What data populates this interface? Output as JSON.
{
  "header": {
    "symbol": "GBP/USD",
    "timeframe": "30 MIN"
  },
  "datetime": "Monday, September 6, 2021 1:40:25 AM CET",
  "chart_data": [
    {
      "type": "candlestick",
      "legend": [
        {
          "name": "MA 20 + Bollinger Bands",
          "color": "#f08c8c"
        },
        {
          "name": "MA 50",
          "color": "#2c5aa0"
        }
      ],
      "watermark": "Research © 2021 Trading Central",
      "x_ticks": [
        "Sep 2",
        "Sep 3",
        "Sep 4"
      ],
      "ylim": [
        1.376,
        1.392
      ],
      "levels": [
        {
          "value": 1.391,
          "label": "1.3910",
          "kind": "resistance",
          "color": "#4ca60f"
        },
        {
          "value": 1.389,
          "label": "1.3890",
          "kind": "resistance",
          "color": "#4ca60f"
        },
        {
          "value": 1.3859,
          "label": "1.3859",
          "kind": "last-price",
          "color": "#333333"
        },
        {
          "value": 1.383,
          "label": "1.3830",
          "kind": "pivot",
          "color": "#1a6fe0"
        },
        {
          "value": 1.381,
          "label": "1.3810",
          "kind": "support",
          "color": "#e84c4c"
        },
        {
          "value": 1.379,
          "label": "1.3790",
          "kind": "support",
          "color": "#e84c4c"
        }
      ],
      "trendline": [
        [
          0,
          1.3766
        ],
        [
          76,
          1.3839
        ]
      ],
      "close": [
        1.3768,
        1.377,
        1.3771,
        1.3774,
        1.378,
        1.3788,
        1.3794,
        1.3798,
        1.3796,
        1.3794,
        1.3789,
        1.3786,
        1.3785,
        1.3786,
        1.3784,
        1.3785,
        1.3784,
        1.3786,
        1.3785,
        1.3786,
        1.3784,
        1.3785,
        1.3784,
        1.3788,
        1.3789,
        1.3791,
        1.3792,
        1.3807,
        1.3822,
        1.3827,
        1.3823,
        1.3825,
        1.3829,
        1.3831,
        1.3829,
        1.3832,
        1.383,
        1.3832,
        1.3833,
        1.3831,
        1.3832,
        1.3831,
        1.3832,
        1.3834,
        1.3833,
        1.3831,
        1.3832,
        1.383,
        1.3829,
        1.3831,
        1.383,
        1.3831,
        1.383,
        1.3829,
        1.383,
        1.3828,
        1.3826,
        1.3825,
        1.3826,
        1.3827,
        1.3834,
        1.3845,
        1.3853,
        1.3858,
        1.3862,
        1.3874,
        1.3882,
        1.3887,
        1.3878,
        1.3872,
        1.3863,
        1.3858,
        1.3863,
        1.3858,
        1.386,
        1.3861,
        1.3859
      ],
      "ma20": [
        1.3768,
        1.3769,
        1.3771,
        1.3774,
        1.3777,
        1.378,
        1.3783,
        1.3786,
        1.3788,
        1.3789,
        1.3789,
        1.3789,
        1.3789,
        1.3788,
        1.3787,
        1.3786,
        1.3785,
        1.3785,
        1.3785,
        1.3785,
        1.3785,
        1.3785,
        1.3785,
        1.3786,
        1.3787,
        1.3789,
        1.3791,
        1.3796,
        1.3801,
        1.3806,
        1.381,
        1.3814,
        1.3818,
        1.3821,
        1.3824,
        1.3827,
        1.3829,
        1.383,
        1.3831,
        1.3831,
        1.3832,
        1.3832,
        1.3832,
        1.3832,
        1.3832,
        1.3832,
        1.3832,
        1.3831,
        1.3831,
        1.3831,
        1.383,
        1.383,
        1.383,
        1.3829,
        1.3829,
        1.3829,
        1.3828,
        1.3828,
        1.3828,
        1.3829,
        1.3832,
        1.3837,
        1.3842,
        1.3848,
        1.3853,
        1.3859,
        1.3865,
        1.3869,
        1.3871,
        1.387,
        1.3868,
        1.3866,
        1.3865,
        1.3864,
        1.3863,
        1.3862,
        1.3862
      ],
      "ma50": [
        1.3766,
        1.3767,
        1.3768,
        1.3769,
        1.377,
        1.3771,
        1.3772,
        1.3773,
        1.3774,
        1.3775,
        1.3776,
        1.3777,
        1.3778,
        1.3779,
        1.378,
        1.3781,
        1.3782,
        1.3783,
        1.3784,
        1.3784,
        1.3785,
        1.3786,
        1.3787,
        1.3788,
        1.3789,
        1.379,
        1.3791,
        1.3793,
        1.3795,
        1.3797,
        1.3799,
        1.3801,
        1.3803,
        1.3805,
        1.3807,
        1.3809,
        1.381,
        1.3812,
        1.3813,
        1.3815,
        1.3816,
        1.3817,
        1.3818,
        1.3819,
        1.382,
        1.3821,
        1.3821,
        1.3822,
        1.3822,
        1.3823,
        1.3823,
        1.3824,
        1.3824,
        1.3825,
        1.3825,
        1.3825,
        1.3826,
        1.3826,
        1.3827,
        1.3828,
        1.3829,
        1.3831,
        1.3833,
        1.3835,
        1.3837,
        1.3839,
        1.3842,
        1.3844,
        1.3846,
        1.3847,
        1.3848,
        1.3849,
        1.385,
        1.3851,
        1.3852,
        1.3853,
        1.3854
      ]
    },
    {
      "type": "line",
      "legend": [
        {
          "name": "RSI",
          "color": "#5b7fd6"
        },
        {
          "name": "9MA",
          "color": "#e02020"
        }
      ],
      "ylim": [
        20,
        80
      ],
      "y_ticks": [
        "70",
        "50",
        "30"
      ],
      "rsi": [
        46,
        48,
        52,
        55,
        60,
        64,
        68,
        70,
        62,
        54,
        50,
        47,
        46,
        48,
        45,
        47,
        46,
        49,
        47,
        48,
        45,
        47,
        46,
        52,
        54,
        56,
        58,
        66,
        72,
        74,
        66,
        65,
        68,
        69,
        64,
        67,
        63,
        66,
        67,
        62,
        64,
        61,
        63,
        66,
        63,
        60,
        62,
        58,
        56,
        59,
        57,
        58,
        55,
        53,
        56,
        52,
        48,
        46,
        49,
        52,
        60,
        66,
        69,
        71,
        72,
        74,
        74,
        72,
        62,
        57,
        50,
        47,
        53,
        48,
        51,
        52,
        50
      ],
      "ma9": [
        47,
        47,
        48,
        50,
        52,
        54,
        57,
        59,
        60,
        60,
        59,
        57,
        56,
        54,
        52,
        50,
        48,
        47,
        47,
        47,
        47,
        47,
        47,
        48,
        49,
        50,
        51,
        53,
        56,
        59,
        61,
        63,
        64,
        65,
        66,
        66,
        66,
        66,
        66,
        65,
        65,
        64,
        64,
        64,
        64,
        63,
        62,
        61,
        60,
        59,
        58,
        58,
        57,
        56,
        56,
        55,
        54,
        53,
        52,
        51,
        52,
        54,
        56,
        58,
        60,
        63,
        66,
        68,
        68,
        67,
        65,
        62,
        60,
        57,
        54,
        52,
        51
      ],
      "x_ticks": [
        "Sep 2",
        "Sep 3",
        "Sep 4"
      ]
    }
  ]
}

____________________

JOB: All of the material must be reproduced exactly.

CORRECT OUTPUT:
What data populates this interface? Output as JSON.
{
  "header": {
    "symbol": "GBP/USD",
    "timeframe": "30 MIN"
  },
  "datetime": "Monday, September 6, 2021 1:40:25 AM CET",
  "chart_data": [
    {
      "type": "candlestick",
      "legend": [
        {
          "name": "MA 20 + Bollinger Bands",
          "color": "#f08c8c"
        },
        {
          "name": "MA 50",
          "color": "#2c5aa0"
        }
      ],
      "watermark": "Research © 2021 Trading Central",
      "x_ticks": [
        "Sep 2",
        "Sep 3",
        "Sep 4"
      ],
      "ylim": [
        1.376,
        1.392
      ],
      "levels": [
        {
          "value": 1.391,
          "label": "1.3910",
          "kind": "resistance",
          "color": "#4ca60f"
        },
        {
          "value": 1.389,
          "label": "1.3890",
          "kind": "resistance",
          "color": "#4ca60f"
        },
        {
          "value": 1.3859,
          "label": "1.3859",
          "kind": "last-price",
          "color": "#333333"
        },
        {
          "value": 1.383,
          "label": "1.3830",
          "kind": "pivot",
          "color": "#1a6fe0"
        },
        {
          "value": 1.381,
          "label": "1.3810",
          "kind": "support",
          "color": "#e84c4c"
        },
        {
          "value": 1.379,
          "label": "1.3790",
          "kind": "support",
          "color": "#e84c4c"
        }
      ],
      "trendline": [
        [
          0,
          1.3766
        ],
        [
          76,
          1.3839
        ]
      ],
      "close": [
        1.3768,
        1.377,
        1.3771,
        1.3774,
        1.378,
        1.3788,
        1.3794,
        1.3798,
        1.3796,
        1.3794,
        1.3789,
        1.3786,
        1.3785,
        1.3786,
        1.3784,
        1.3785,
        1.3784,
        1.3786,
        1.3785,
        1.3786,
        1.3784,
        1.3785,
        1.3784,
        1.3788,
        1.3789,
        1.3791,
        1.3792,
        1.3807,
        1.3822,
        1.3827,
        1.3823,
        1.3825,
        1.3829,
        1.3831,
        1.3829,
        1.3832,
        1.383,
        1.3832,
        1.3833,
        1.3831,
        1.3832,
        1.3831,
        1.3832,
        1.3834,
        1.3833,
        1.3831,
        1.3832,
        1.383,
        1.3829,
        1.3831,
        1.383,
        1.3831,
        1.383,
        1.3829,
        1.383,
        1.3828,
        1.3826,
        1.3825,
        1.3826,
        1.3827,
        1.3834,
        1.3845,
        1.3853,
        1.3858,
        1.3862,
        1.3874,
        1.3882,
        1.3887,
        1.3878,
        1.3872,
        1.3863,
        1.3858,
        1.3863,
        1.3858,
        1.386,
        1.3861,
        1.3859
      ],
      "ma20": [
        1.3768,
        1.3769,
        1.3771,
        1.3774,
        1.3777,
        1.378,
        1.3783,
        1.3786,
        1.3788,
        1.3789,
        1.3789,
        1.3789,
        1.3789,
        1.3788,
        1.3787,
        1.3786,
        1.3785,
        1.3785,
        1.3785,
        1.3785,
        1.3785,
        1.3785,
        1.3785,
        1.3786,
        1.3787,
        1.3789,
        1.3791,
        1.3796,
        1.3801,
        1.3806,
        1.381,
        1.3814,
        1.3818,
        1.3821,
        1.3824,
        1.3827,
        1.3829,
        1.383,
        1.3831,
        1.3831,
        1.3832,
        1.3832,
        1.3832,
        1.3832,
        1.3832,
        1.3832,
        1.3832,
        1.3831,
        1.3831,
        1.3831,
        1.383,
        1.383,
        1.383,
        1.3829,
        1.3829,
        1.3829,
        1.3828,
        1.3828,
        1.3828,
        1.3829,
        1.3832,
        1.3837,
        1.3842,
        1.3848,
        1.3853,
        1.3859,
        1.3865,
        1.3869,
        1.3871,
        1.387,
        1.3868,
        1.3866,
        1.3865,
        1.3864,
        1.3863,
        1.3862,
        1.3862
      ],
      "ma50": [
        1.3766,
        1.3767,
        1.3768,
        1.3769,
        1.377,
        1.3771,
        1.3772,
        1.3773,
        1.3774,
        1.3775,
        1.3776,
        1.3777,
        1.3778,
        1.3779,
        1.378,
        1.3781,
        1.3782,
        1.3783,
        1.3784,
        1.3784,
        1.3785,
        1.3786,
        1.3787,
        1.3788,
        1.3789,
        1.379,
        1.3791,
        1.3793,
        1.3795,
        1.3797,
        1.3799,
        1.3801,
        1.3803,
        1.3805,
        1.3807,
        1.3809,
        1.381,
        1.3812,
        1.3813,
        1.3815,
        1.3816,
        1.3817,
        1.3818,
        1.3819,
        1.382,
        1.3821,
        1.3821,
        1.3822,
        1.3822,
        1.3823,
        1.3823,
        1.3824,
        1.3824,
        1.3825,
        1.3825,
        1.3825,
        1.3826,
        1.3826,
        1.3827,
        1.3828,
        1.3829,
        1.3831,
        1.3833,
        1.3835,
        1.3837,
        1.3839,
        1.3842,
        1.3844,
        1.3846,
        1.3847,
        1.3848,
        1.3849,
        1.385,
        1.3851,
        1.3852,
        1.3853,
        1.3854
      ]
    },
    {
      "type": "line",
      "legend": [
        {
          "name": "RSI",
          "color": "#5b7fd6"
        },
        {
          "name": "9MA",
          "color": "#e02020"
        }
      ],
      "ylim": [
        20,
        80
      ],
      "y_ticks": [
        "70",
        "50",
        "30"
      ],
      "rsi": [
        46,
        48,
        52,
        55,
        60,
        64,
        68,
        70,
        62,
        54,
        50,
        47,
        46,
        48,
        45,
        47,
        46,
        49,
        47,
        48,
        45,
        47,
        46,
        52,
        54,
        56,
        58,
        66,
        72,
        74,
        66,
        65,
        68,
        69,
        64,
        67,
        63,
        66,
        67,
        62,
        64,
        61,
        63,
        66,
        63,
        60,
        62,
        58,
        56,
        59,
        57,
        58,
        55,
        53,
        56,
        52,
        48,
        46,
        49,
        52,
        60,
        66,
        69,
        71,
        72,
        74,
        74,
        72,
        62,
        57,
        50,
        47,
        53,
        48,
        51,
        52,
        50
      ],
      "ma9": [
        47,
        47,
        48,
        50,
        52,
        54,
        57,
        59,
        60,
        60,
        59,
        57,
        56,
        54,
        52,
        50,
        48,
        47,
        47,
        47,
        47,
        47,
        47,
        48,
        49,
        50,
        51,
        53,
        56,
        59,
        61,
        63,
        64,
        65,
        66,
        66,
        66,
        66,
        66,
        65,
        65,
        64,
        64,
        64,
        64,
        63,
        62,
        61,
        60,
        59,
        58,
        58,
        57,
        56,
        56,
        55,
        54,
        53,
        52,
        51,
        52,
        54,
        56,
        58,
        60,
        63,
        66,
        68,
        68,
        67,
        65,
        62,
        60,
        57,
        54,
        52,
        51
      ],
      "x_ticks": [
        "Sep 2",
        "Sep 3",
        "Sep 4"
      ]
    }
  ]
}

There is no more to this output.